Provided records:
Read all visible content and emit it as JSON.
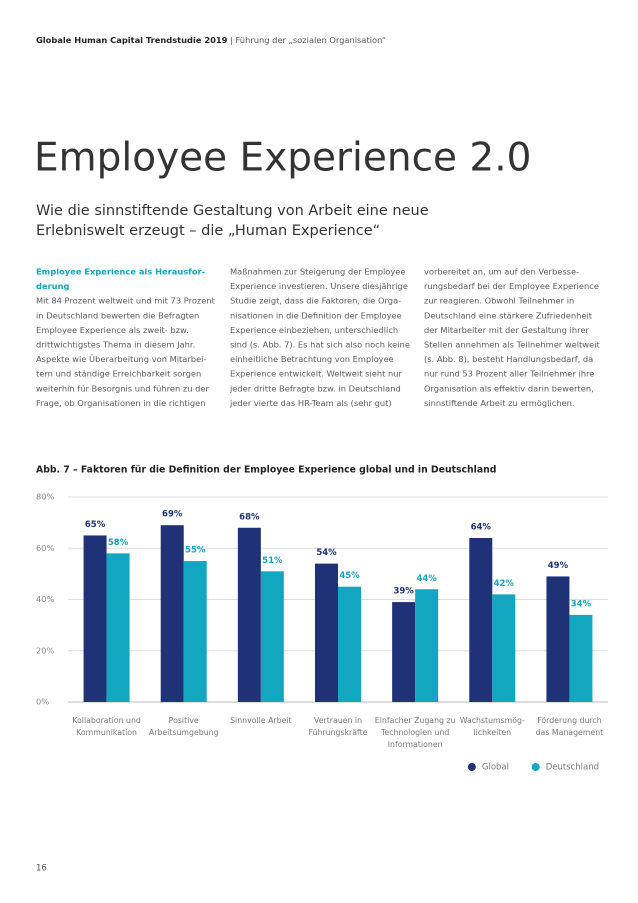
{
  "header": {
    "bold": "Globale Human Capital Trendstudie 2019",
    "rest": " | Führung der „sozialen Organisation“"
  },
  "title": "Employee Experience 2.0",
  "subtitle": [
    "Wie die sinnstiftende Gestaltung von Arbeit eine neue",
    "Erlebniswelt erzeugt – die „Human Experience“"
  ],
  "columns": [
    {
      "heading": [
        "Employee Experience als Herausfor-",
        "derung"
      ],
      "lines": [
        "Mit 84 Prozent weltweit und mit 73 Prozent",
        "in Deutschland bewerten die Befragten",
        "Employee Experience als zweit- bzw.",
        "drittwichtigstes Thema in diesem Jahr.",
        "Aspekte wie Überarbeitung von Mitarbei-",
        "tern und ständige Erreichbarkeit sorgen",
        "weiterhin für Besorgnis und führen zu der",
        "Frage, ob Organisationen in die richtigen"
      ]
    },
    {
      "lines": [
        "Maßnahmen zur Steigerung der Employee",
        "Experience investieren. Unsere diesjährige",
        "Studie zeigt, dass die Faktoren, die Orga-",
        "nisationen in die Definition der Employee",
        "Experience einbeziehen, unterschiedlich",
        "sind (s. Abb. 7). Es hat sich also noch keine",
        "einheitliche Betrachtung von Employee",
        "Experience entwickelt. Weltweit sieht nur",
        "jeder dritte Befragte bzw. in Deutschland",
        "jeder vierte das HR-Team als (sehr gut)"
      ]
    },
    {
      "lines": [
        "vorbereitet an, um auf den Verbesse-",
        "rungsbedarf bei der Employee Experience",
        "zur reagieren. Obwohl Teilnehmer in",
        "Deutschland eine stärkere Zufriedenheit",
        "der Mitarbeiter mit der Gestaltung ihrer",
        "Stellen annehmen als Teilnehmer weltweit",
        "(s. Abb. 8), besteht Handlungsbedarf, da",
        "nur rund 53 Prozent aller Teilnehmer ihre",
        "Organisation als effektiv darin bewerten,",
        "sinnstiftende Arbeit zu ermöglichen."
      ]
    }
  ],
  "chart_data": {
    "type": "bar",
    "title": "Abb. 7 – Faktoren für die Definition der Employee Experience global und in Deutschland",
    "categories": [
      [
        "Kollaboration und",
        "Kommunikation"
      ],
      [
        "Positive",
        "Arbeitsumgebung"
      ],
      [
        "Sinnvolle Arbeit"
      ],
      [
        "Vertrauen in",
        "Führungskräfte"
      ],
      [
        "Einfacher Zugang zu",
        "Technologien und",
        "Informationen"
      ],
      [
        "Wachstumsmög-",
        "lichkeiten"
      ],
      [
        "Förderung durch",
        "das Management"
      ]
    ],
    "series": [
      {
        "name": "Global",
        "color": "#1f3278",
        "values": [
          65,
          69,
          68,
          54,
          39,
          64,
          49
        ],
        "value_labels": [
          "65%",
          "69%",
          "68%",
          "54%",
          "39%",
          "64%",
          "49%"
        ]
      },
      {
        "name": "Deutschland",
        "color": "#12a6c0",
        "values": [
          58,
          55,
          51,
          45,
          44,
          42,
          34
        ],
        "value_labels": [
          "58%",
          "55%",
          "51%",
          "45%",
          "44%",
          "42%",
          "34%"
        ]
      }
    ],
    "ylim": [
      0,
      80
    ],
    "yticks": [
      {
        "value": 0,
        "label": "0%"
      },
      {
        "value": 20,
        "label": "20%"
      },
      {
        "value": 40,
        "label": "40%"
      },
      {
        "value": 60,
        "label": "60%"
      },
      {
        "value": 80,
        "label": "80%"
      }
    ],
    "grid": true,
    "legend": "bottom-right"
  },
  "page_number": "16"
}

Problem description: Return every line of the records exactly as given, pictures excluded.

Result of the task:
Read all visible content and emit it as JSON.
{
  "header": {
    "bold": "Globale Human Capital Trendstudie 2019",
    "rest": " | Führung der „sozialen Organisation“"
  },
  "title": "Employee Experience 2.0",
  "subtitle": [
    "Wie die sinnstiftende Gestaltung von Arbeit eine neue",
    "Erlebniswelt erzeugt – die „Human Experience“"
  ],
  "columns": [
    {
      "heading": [
        "Employee Experience als Herausfor-",
        "derung"
      ],
      "lines": [
        "Mit 84 Prozent weltweit und mit 73 Prozent",
        "in Deutschland bewerten die Befragten",
        "Employee Experience als zweit- bzw.",
        "drittwichtigstes Thema in diesem Jahr.",
        "Aspekte wie Überarbeitung von Mitarbei-",
        "tern und ständige Erreichbarkeit sorgen",
        "weiterhin für Besorgnis und führen zu der",
        "Frage, ob Organisationen in die richtigen"
      ]
    },
    {
      "lines": [
        "Maßnahmen zur Steigerung der Employee",
        "Experience investieren. Unsere diesjährige",
        "Studie zeigt, dass die Faktoren, die Orga-",
        "nisationen in die Definition der Employee",
        "Experience einbeziehen, unterschiedlich",
        "sind (s. Abb. 7). Es hat sich also noch keine",
        "einheitliche Betrachtung von Employee",
        "Experience entwickelt. Weltweit sieht nur",
        "jeder dritte Befragte bzw. in Deutschland",
        "jeder vierte das HR-Team als (sehr gut)"
      ]
    },
    {
      "lines": [
        "vorbereitet an, um auf den Verbesse-",
        "rungsbedarf bei der Employee Experience",
        "zur reagieren. Obwohl Teilnehmer in",
        "Deutschland eine stärkere Zufriedenheit",
        "der Mitarbeiter mit der Gestaltung ihrer",
        "Stellen annehmen als Teilnehmer weltweit",
        "(s. Abb. 8), besteht Handlungsbedarf, da",
        "nur rund 53 Prozent aller Teilnehmer ihre",
        "Organisation als effektiv darin bewerten,",
        "sinnstiftende Arbeit zu ermöglichen."
      ]
    }
  ],
  "chart_data": {
    "type": "bar",
    "title": "Abb. 7 – Faktoren für die Definition der Employee Experience global und in Deutschland",
    "categories": [
      [
        "Kollaboration und",
        "Kommunikation"
      ],
      [
        "Positive",
        "Arbeitsumgebung"
      ],
      [
        "Sinnvolle Arbeit"
      ],
      [
        "Vertrauen in",
        "Führungskräfte"
      ],
      [
        "Einfacher Zugang zu",
        "Technologien und",
        "Informationen"
      ],
      [
        "Wachstumsmög-",
        "lichkeiten"
      ],
      [
        "Förderung durch",
        "das Management"
      ]
    ],
    "series": [
      {
        "name": "Global",
        "color": "#1f3278",
        "values": [
          65,
          69,
          68,
          54,
          39,
          64,
          49
        ],
        "value_labels": [
          "65%",
          "69%",
          "68%",
          "54%",
          "39%",
          "64%",
          "49%"
        ]
      },
      {
        "name": "Deutschland",
        "color": "#12a6c0",
        "values": [
          58,
          55,
          51,
          45,
          44,
          42,
          34
        ],
        "value_labels": [
          "58%",
          "55%",
          "51%",
          "45%",
          "44%",
          "42%",
          "34%"
        ]
      }
    ],
    "ylim": [
      0,
      80
    ],
    "yticks": [
      {
        "value": 0,
        "label": "0%"
      },
      {
        "value": 20,
        "label": "20%"
      },
      {
        "value": 40,
        "label": "40%"
      },
      {
        "value": 60,
        "label": "60%"
      },
      {
        "value": 80,
        "label": "80%"
      }
    ],
    "grid": true,
    "legend": "bottom-right"
  },
  "page_number": "16"
}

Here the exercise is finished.